— Information given —
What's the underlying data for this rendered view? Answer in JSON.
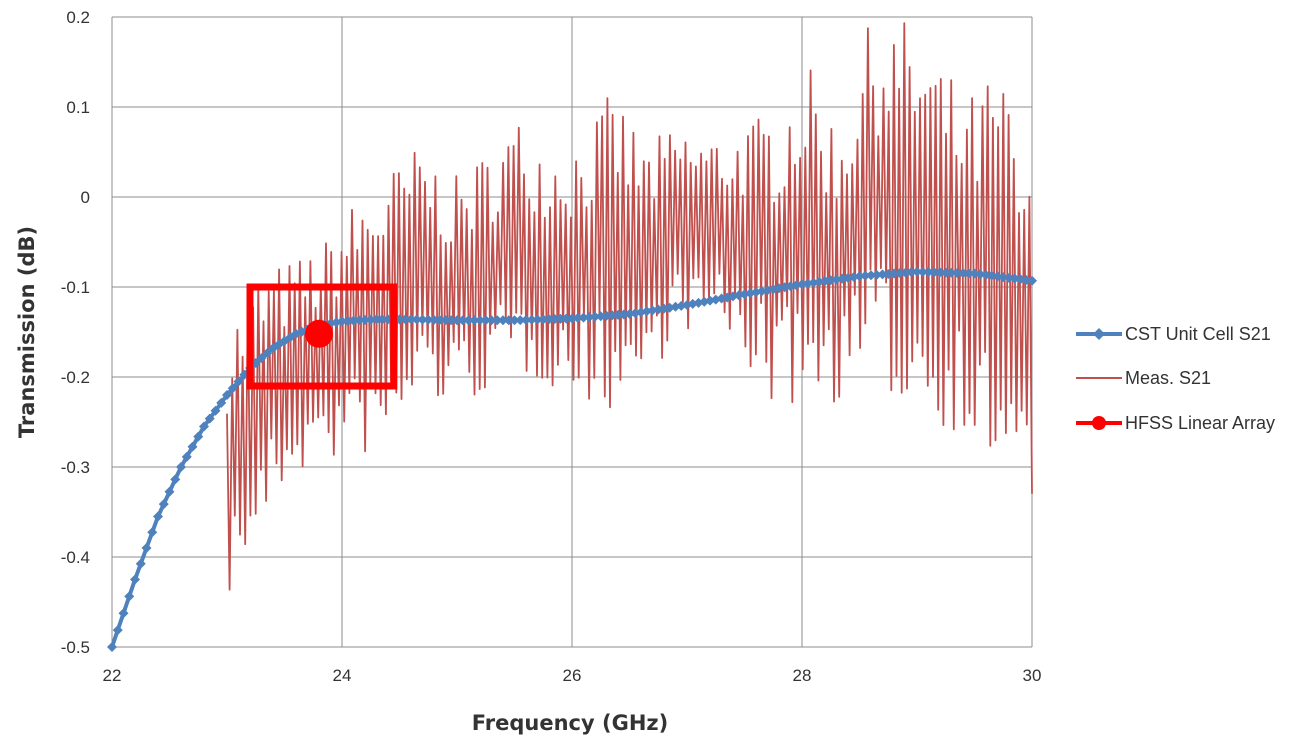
{
  "chart_data": {
    "type": "line",
    "xlabel": "Frequency (GHz)",
    "ylabel": "Transmission (dB)",
    "xlim": [
      22,
      30
    ],
    "ylim": [
      -0.5,
      0.2
    ],
    "x_ticks": [
      "22",
      "24",
      "26",
      "28",
      "30"
    ],
    "y_ticks": [
      "0.2",
      "0.1",
      "0",
      "-0.1",
      "-0.2",
      "-0.3",
      "-0.4",
      "-0.5"
    ],
    "grid": true,
    "legend_position": "right",
    "series": [
      {
        "name": "CST Unit Cell S21",
        "color": "#4f81bd",
        "marker": "diamond",
        "x": [
          22.0,
          22.2,
          22.4,
          22.6,
          22.8,
          23.0,
          23.2,
          23.4,
          23.6,
          23.8,
          24.0,
          24.3,
          24.6,
          25.0,
          25.5,
          26.0,
          26.5,
          27.0,
          27.5,
          28.0,
          28.5,
          29.0,
          29.5,
          30.0
        ],
        "y": [
          -0.5,
          -0.425,
          -0.355,
          -0.3,
          -0.255,
          -0.22,
          -0.19,
          -0.168,
          -0.152,
          -0.143,
          -0.138,
          -0.136,
          -0.136,
          -0.137,
          -0.137,
          -0.135,
          -0.13,
          -0.12,
          -0.108,
          -0.097,
          -0.088,
          -0.083,
          -0.085,
          -0.093
        ]
      },
      {
        "name": "Meas. S21",
        "color": "#c0504d",
        "x_start": 23.0,
        "x_end": 30.0,
        "points": 310,
        "min_values": [
          -0.45,
          -0.38,
          -0.31,
          -0.3,
          -0.29,
          -0.29,
          -0.22,
          -0.24,
          -0.22,
          -0.2,
          -0.21,
          -0.23,
          -0.24,
          -0.21,
          -0.15,
          -0.15,
          -0.18,
          -0.24,
          -0.23,
          -0.23,
          -0.2,
          -0.24,
          -0.25,
          -0.27,
          -0.32,
          -0.35
        ],
        "max_values": [
          -0.14,
          -0.08,
          -0.07,
          -0.05,
          0.0,
          0.03,
          0.06,
          0.02,
          0.05,
          0.09,
          0.06,
          0.07,
          0.12,
          0.06,
          0.08,
          0.07,
          0.08,
          0.1,
          0.15,
          0.08,
          0.2,
          0.2,
          0.16,
          0.11,
          0.15,
          0.0
        ]
      },
      {
        "name": "HFSS Linear Array",
        "color": "#ff0000",
        "marker": "circle",
        "x": [
          23.8
        ],
        "y": [
          -0.152
        ]
      }
    ],
    "annotations": [
      {
        "type": "rectangle",
        "color": "#ff0000",
        "x_range": [
          23.2,
          24.45
        ],
        "y_range": [
          -0.21,
          -0.1
        ]
      }
    ]
  }
}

— Exercise brief —
Search the data above for the word "color", then gather each line in which it appears.

— Exercise result —
        "color": "#4f81bd",
        "color": "#c0504d",
        "color": "#ff0000",
        "color": "#ff0000",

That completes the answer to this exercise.